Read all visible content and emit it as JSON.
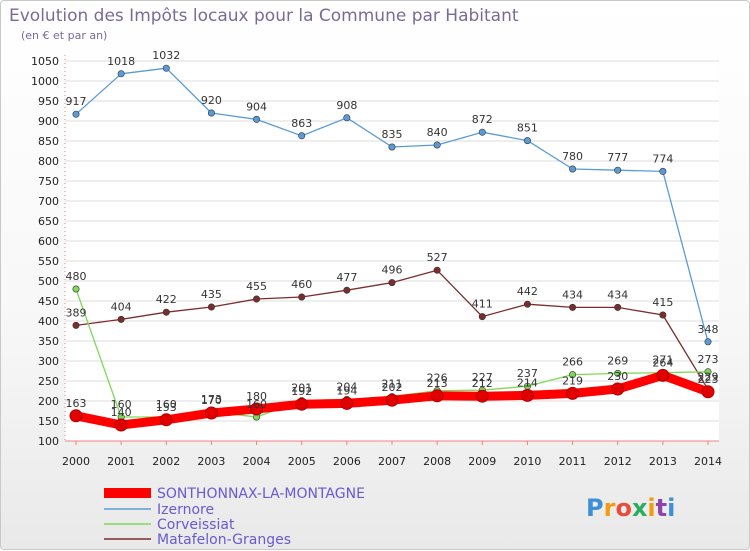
{
  "chart_data": {
    "type": "line",
    "title": "Evolution des Impôts locaux pour la Commune par Habitant",
    "subtitle": "(en € et par an)",
    "x": [
      "2000",
      "2001",
      "2002",
      "2003",
      "2004",
      "2005",
      "2006",
      "2007",
      "2008",
      "2009",
      "2010",
      "2011",
      "2012",
      "2013",
      "2014"
    ],
    "ylim": [
      100,
      1050
    ],
    "yticks": [
      100,
      150,
      200,
      250,
      300,
      350,
      400,
      450,
      500,
      550,
      600,
      650,
      700,
      750,
      800,
      850,
      900,
      950,
      1000,
      1050
    ],
    "grid": true,
    "legend_position": "bottom-left",
    "series": [
      {
        "name": "SONTHONNAX-LA-MONTAGNE",
        "color": "#ff0000",
        "values": [
          163,
          140,
          153,
          170,
          180,
          192,
          194,
          202,
          213,
          212,
          214,
          219,
          230,
          264,
          223
        ]
      },
      {
        "name": "Izernore",
        "color": "#5b9bd5",
        "values": [
          917,
          1018,
          1032,
          920,
          904,
          863,
          908,
          835,
          840,
          872,
          851,
          780,
          777,
          774,
          348
        ]
      },
      {
        "name": "Corveissiat",
        "color": "#7ed957",
        "values": [
          480,
          160,
          160,
          173,
          160,
          201,
          204,
          211,
          226,
          227,
          237,
          266,
          269,
          271,
          273
        ]
      },
      {
        "name": "Matafelon-Granges",
        "color": "#7b2d2d",
        "values": [
          389,
          404,
          422,
          435,
          455,
          460,
          477,
          496,
          527,
          411,
          442,
          434,
          434,
          415,
          229
        ]
      }
    ]
  },
  "watermark": "Proxiti"
}
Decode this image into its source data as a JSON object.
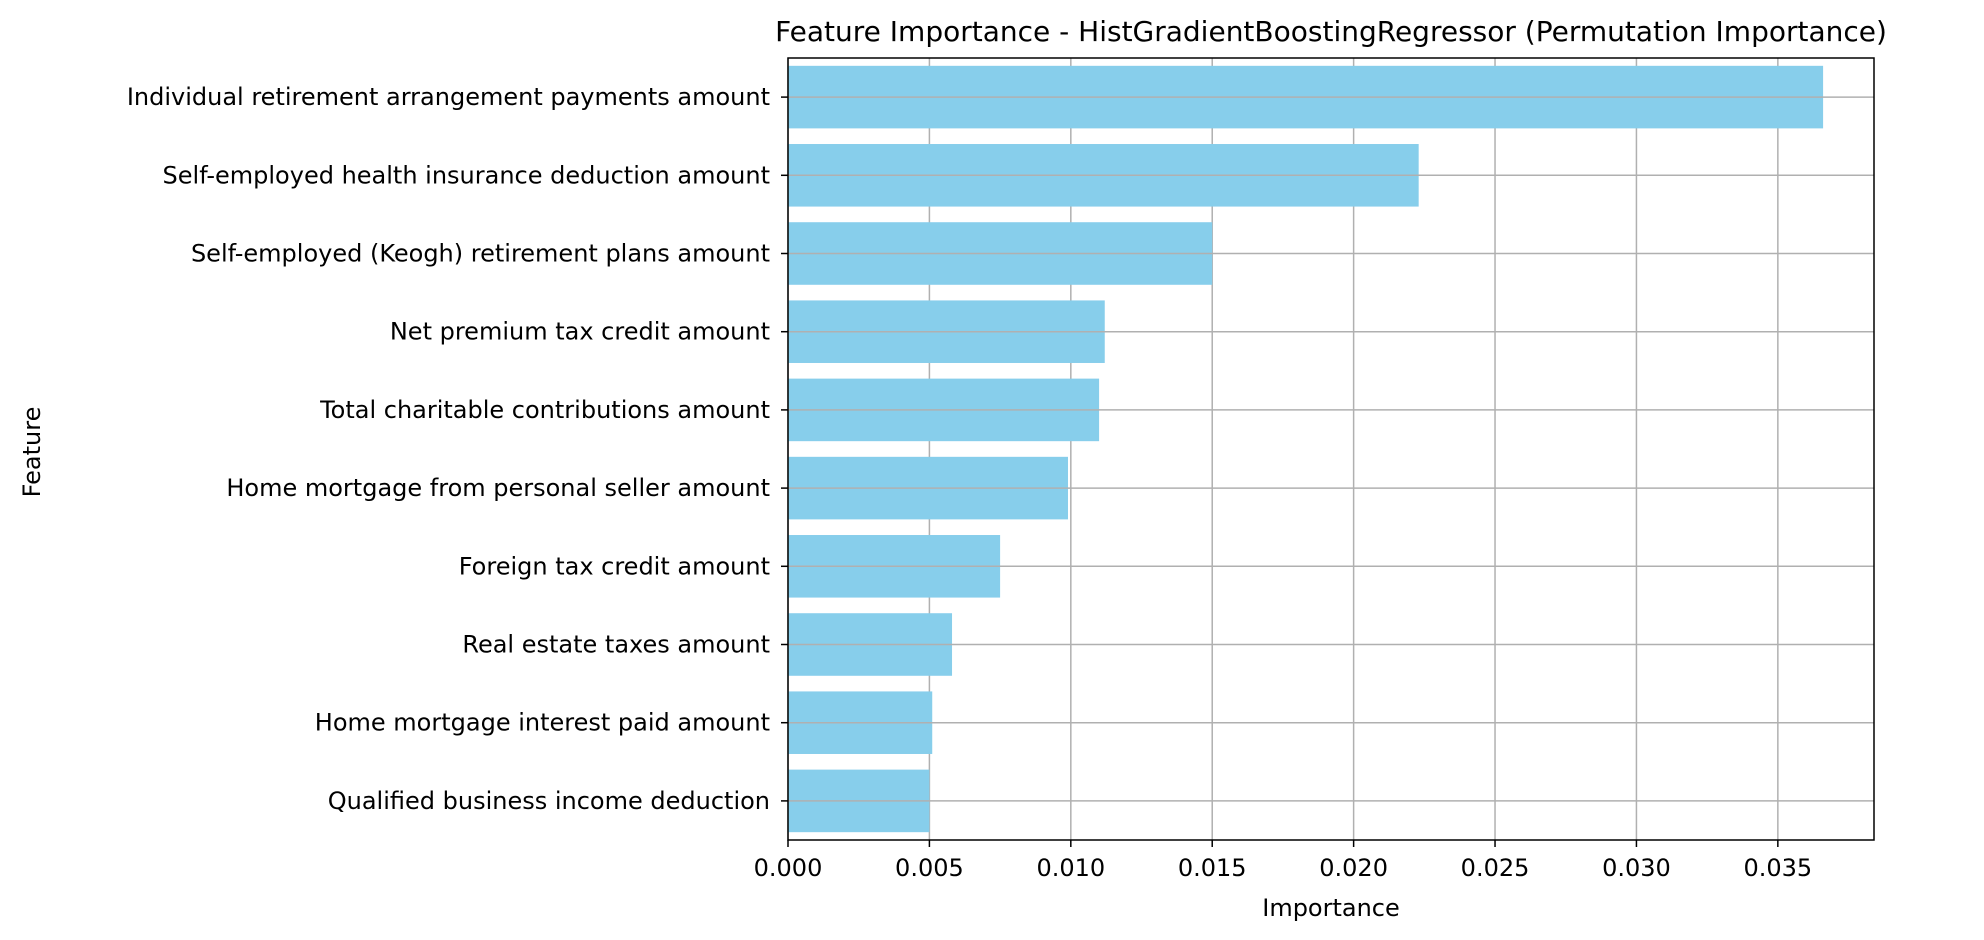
{
  "chart_data": {
    "type": "bar",
    "orientation": "horizontal",
    "title": "Feature Importance - HistGradientBoostingRegressor (Permutation Importance)",
    "xlabel": "Importance",
    "ylabel": "Feature",
    "xlim": [
      0,
      0.0384
    ],
    "x_ticks": [
      "0.000",
      "0.005",
      "0.010",
      "0.015",
      "0.020",
      "0.025",
      "0.030",
      "0.035"
    ],
    "grid": true,
    "bar_color": "#87CEEB",
    "grid_color": "#b0b0b0",
    "categories": [
      "Individual retirement arrangement payments amount",
      "Self-employed health insurance deduction amount",
      "Self-employed (Keogh) retirement plans amount",
      "Net premium tax credit amount",
      "Total charitable contributions amount",
      "Home mortgage from personal seller amount",
      "Foreign tax credit amount",
      "Real estate taxes amount",
      "Home mortgage interest paid amount",
      "Qualified business income deduction"
    ],
    "values": [
      0.0366,
      0.0223,
      0.015,
      0.0112,
      0.011,
      0.0099,
      0.0075,
      0.0058,
      0.0051,
      0.005
    ]
  }
}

· · · ·

Aim:
Extract the run of lines beginning with the line that holds "Decode this image" and ending at the last line of the data, inclusive. Exclude any pictures from the copy.

Answer to the problem:
Decode this image into its source data as a JSON object.
{
  "chart_data": {
    "type": "bar",
    "orientation": "horizontal",
    "title": "Feature Importance - HistGradientBoostingRegressor (Permutation Importance)",
    "xlabel": "Importance",
    "ylabel": "Feature",
    "xlim": [
      0,
      0.0384
    ],
    "x_ticks": [
      "0.000",
      "0.005",
      "0.010",
      "0.015",
      "0.020",
      "0.025",
      "0.030",
      "0.035"
    ],
    "grid": true,
    "bar_color": "#87CEEB",
    "grid_color": "#b0b0b0",
    "categories": [
      "Individual retirement arrangement payments amount",
      "Self-employed health insurance deduction amount",
      "Self-employed (Keogh) retirement plans amount",
      "Net premium tax credit amount",
      "Total charitable contributions amount",
      "Home mortgage from personal seller amount",
      "Foreign tax credit amount",
      "Real estate taxes amount",
      "Home mortgage interest paid amount",
      "Qualified business income deduction"
    ],
    "values": [
      0.0366,
      0.0223,
      0.015,
      0.0112,
      0.011,
      0.0099,
      0.0075,
      0.0058,
      0.0051,
      0.005
    ]
  }
}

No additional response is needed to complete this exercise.